- _EXERCISE DESCRIPTION_: Reproduce every entry exactly, without alteration.

- _ENTRIES SHOWN_:

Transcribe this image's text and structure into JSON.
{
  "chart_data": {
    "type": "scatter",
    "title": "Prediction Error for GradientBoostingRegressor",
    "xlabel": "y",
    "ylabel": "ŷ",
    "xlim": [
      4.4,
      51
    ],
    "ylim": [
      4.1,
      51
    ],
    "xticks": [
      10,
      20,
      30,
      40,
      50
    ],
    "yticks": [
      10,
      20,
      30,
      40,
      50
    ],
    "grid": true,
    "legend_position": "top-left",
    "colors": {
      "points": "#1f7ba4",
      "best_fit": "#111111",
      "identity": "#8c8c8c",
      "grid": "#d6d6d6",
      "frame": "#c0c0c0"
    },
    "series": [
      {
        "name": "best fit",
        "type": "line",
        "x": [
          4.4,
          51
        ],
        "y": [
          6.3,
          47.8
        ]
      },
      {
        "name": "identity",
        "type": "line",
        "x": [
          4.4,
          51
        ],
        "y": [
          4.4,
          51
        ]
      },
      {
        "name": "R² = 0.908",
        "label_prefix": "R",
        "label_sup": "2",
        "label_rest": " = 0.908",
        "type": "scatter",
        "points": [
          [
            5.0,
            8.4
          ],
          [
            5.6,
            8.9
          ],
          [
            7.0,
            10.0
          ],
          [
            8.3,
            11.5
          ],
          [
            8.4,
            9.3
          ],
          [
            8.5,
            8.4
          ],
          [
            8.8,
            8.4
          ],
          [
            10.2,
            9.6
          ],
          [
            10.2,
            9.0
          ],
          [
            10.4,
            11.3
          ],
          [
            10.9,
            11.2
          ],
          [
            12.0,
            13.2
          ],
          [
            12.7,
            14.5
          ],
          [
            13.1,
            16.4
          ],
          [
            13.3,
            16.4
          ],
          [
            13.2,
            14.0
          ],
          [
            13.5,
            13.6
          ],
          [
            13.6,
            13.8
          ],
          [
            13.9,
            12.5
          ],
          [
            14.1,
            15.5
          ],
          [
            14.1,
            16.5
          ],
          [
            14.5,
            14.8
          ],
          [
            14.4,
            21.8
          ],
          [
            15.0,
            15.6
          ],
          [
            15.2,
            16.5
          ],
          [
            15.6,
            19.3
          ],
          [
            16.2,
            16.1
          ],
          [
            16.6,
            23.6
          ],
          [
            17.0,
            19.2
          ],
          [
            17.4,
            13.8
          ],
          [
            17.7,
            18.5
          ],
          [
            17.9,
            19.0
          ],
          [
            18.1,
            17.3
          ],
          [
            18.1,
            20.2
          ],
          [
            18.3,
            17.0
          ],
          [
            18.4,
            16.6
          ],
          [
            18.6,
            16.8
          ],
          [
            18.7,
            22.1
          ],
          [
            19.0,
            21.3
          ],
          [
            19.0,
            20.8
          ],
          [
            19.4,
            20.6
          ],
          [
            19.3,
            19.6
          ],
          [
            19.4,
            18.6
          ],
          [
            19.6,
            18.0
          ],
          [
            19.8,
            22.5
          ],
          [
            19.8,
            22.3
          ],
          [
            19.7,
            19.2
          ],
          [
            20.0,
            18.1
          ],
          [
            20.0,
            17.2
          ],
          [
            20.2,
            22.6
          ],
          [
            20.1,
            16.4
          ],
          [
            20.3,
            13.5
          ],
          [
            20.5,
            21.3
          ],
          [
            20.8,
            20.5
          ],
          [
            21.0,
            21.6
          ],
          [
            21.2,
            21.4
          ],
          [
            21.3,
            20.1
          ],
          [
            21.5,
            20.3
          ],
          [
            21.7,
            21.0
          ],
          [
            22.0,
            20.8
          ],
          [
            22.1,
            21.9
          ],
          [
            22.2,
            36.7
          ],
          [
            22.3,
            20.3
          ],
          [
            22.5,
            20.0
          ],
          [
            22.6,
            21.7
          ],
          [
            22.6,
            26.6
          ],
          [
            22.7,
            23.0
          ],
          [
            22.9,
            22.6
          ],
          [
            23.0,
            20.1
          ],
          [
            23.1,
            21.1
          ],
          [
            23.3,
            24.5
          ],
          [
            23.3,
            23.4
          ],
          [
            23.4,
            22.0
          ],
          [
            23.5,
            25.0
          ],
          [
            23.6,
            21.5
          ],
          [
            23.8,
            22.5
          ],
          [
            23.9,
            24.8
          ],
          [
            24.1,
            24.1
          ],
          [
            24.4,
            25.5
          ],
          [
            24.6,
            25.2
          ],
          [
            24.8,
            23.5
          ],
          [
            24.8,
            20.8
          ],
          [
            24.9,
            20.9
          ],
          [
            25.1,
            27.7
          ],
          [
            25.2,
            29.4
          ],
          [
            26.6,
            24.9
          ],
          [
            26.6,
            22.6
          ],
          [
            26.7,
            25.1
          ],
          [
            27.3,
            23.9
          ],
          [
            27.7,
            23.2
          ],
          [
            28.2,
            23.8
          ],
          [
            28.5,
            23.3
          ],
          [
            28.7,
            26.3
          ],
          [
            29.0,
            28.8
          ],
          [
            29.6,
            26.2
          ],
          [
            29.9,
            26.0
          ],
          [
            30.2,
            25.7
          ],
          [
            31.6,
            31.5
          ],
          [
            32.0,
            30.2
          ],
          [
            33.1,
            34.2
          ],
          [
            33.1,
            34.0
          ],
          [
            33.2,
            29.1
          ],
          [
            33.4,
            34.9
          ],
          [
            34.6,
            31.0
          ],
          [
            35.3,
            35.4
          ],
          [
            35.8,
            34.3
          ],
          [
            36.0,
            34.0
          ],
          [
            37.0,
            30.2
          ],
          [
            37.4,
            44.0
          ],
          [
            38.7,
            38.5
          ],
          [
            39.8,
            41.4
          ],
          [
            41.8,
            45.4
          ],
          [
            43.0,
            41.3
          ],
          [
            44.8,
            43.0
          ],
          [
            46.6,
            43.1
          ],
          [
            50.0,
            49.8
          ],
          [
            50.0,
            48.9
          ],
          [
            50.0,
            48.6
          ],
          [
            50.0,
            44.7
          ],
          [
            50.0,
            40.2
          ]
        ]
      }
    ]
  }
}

- _EXPECTED OUTPUT_:
Transcribe this image's text and structure into JSON.
{
  "chart_data": {
    "type": "scatter",
    "title": "Prediction Error for GradientBoostingRegressor",
    "xlabel": "y",
    "ylabel": "ŷ",
    "xlim": [
      4.4,
      51
    ],
    "ylim": [
      4.1,
      51
    ],
    "xticks": [
      10,
      20,
      30,
      40,
      50
    ],
    "yticks": [
      10,
      20,
      30,
      40,
      50
    ],
    "grid": true,
    "legend_position": "top-left",
    "colors": {
      "points": "#1f7ba4",
      "best_fit": "#111111",
      "identity": "#8c8c8c",
      "grid": "#d6d6d6",
      "frame": "#c0c0c0"
    },
    "series": [
      {
        "name": "best fit",
        "type": "line",
        "x": [
          4.4,
          51
        ],
        "y": [
          6.3,
          47.8
        ]
      },
      {
        "name": "identity",
        "type": "line",
        "x": [
          4.4,
          51
        ],
        "y": [
          4.4,
          51
        ]
      },
      {
        "name": "R² = 0.908",
        "label_prefix": "R",
        "label_sup": "2",
        "label_rest": " = 0.908",
        "type": "scatter",
        "points": [
          [
            5.0,
            8.4
          ],
          [
            5.6,
            8.9
          ],
          [
            7.0,
            10.0
          ],
          [
            8.3,
            11.5
          ],
          [
            8.4,
            9.3
          ],
          [
            8.5,
            8.4
          ],
          [
            8.8,
            8.4
          ],
          [
            10.2,
            9.6
          ],
          [
            10.2,
            9.0
          ],
          [
            10.4,
            11.3
          ],
          [
            10.9,
            11.2
          ],
          [
            12.0,
            13.2
          ],
          [
            12.7,
            14.5
          ],
          [
            13.1,
            16.4
          ],
          [
            13.3,
            16.4
          ],
          [
            13.2,
            14.0
          ],
          [
            13.5,
            13.6
          ],
          [
            13.6,
            13.8
          ],
          [
            13.9,
            12.5
          ],
          [
            14.1,
            15.5
          ],
          [
            14.1,
            16.5
          ],
          [
            14.5,
            14.8
          ],
          [
            14.4,
            21.8
          ],
          [
            15.0,
            15.6
          ],
          [
            15.2,
            16.5
          ],
          [
            15.6,
            19.3
          ],
          [
            16.2,
            16.1
          ],
          [
            16.6,
            23.6
          ],
          [
            17.0,
            19.2
          ],
          [
            17.4,
            13.8
          ],
          [
            17.7,
            18.5
          ],
          [
            17.9,
            19.0
          ],
          [
            18.1,
            17.3
          ],
          [
            18.1,
            20.2
          ],
          [
            18.3,
            17.0
          ],
          [
            18.4,
            16.6
          ],
          [
            18.6,
            16.8
          ],
          [
            18.7,
            22.1
          ],
          [
            19.0,
            21.3
          ],
          [
            19.0,
            20.8
          ],
          [
            19.4,
            20.6
          ],
          [
            19.3,
            19.6
          ],
          [
            19.4,
            18.6
          ],
          [
            19.6,
            18.0
          ],
          [
            19.8,
            22.5
          ],
          [
            19.8,
            22.3
          ],
          [
            19.7,
            19.2
          ],
          [
            20.0,
            18.1
          ],
          [
            20.0,
            17.2
          ],
          [
            20.2,
            22.6
          ],
          [
            20.1,
            16.4
          ],
          [
            20.3,
            13.5
          ],
          [
            20.5,
            21.3
          ],
          [
            20.8,
            20.5
          ],
          [
            21.0,
            21.6
          ],
          [
            21.2,
            21.4
          ],
          [
            21.3,
            20.1
          ],
          [
            21.5,
            20.3
          ],
          [
            21.7,
            21.0
          ],
          [
            22.0,
            20.8
          ],
          [
            22.1,
            21.9
          ],
          [
            22.2,
            36.7
          ],
          [
            22.3,
            20.3
          ],
          [
            22.5,
            20.0
          ],
          [
            22.6,
            21.7
          ],
          [
            22.6,
            26.6
          ],
          [
            22.7,
            23.0
          ],
          [
            22.9,
            22.6
          ],
          [
            23.0,
            20.1
          ],
          [
            23.1,
            21.1
          ],
          [
            23.3,
            24.5
          ],
          [
            23.3,
            23.4
          ],
          [
            23.4,
            22.0
          ],
          [
            23.5,
            25.0
          ],
          [
            23.6,
            21.5
          ],
          [
            23.8,
            22.5
          ],
          [
            23.9,
            24.8
          ],
          [
            24.1,
            24.1
          ],
          [
            24.4,
            25.5
          ],
          [
            24.6,
            25.2
          ],
          [
            24.8,
            23.5
          ],
          [
            24.8,
            20.8
          ],
          [
            24.9,
            20.9
          ],
          [
            25.1,
            27.7
          ],
          [
            25.2,
            29.4
          ],
          [
            26.6,
            24.9
          ],
          [
            26.6,
            22.6
          ],
          [
            26.7,
            25.1
          ],
          [
            27.3,
            23.9
          ],
          [
            27.7,
            23.2
          ],
          [
            28.2,
            23.8
          ],
          [
            28.5,
            23.3
          ],
          [
            28.7,
            26.3
          ],
          [
            29.0,
            28.8
          ],
          [
            29.6,
            26.2
          ],
          [
            29.9,
            26.0
          ],
          [
            30.2,
            25.7
          ],
          [
            31.6,
            31.5
          ],
          [
            32.0,
            30.2
          ],
          [
            33.1,
            34.2
          ],
          [
            33.1,
            34.0
          ],
          [
            33.2,
            29.1
          ],
          [
            33.4,
            34.9
          ],
          [
            34.6,
            31.0
          ],
          [
            35.3,
            35.4
          ],
          [
            35.8,
            34.3
          ],
          [
            36.0,
            34.0
          ],
          [
            37.0,
            30.2
          ],
          [
            37.4,
            44.0
          ],
          [
            38.7,
            38.5
          ],
          [
            39.8,
            41.4
          ],
          [
            41.8,
            45.4
          ],
          [
            43.0,
            41.3
          ],
          [
            44.8,
            43.0
          ],
          [
            46.6,
            43.1
          ],
          [
            50.0,
            49.8
          ],
          [
            50.0,
            48.9
          ],
          [
            50.0,
            48.6
          ],
          [
            50.0,
            44.7
          ],
          [
            50.0,
            40.2
          ]
        ]
      }
    ]
  }
}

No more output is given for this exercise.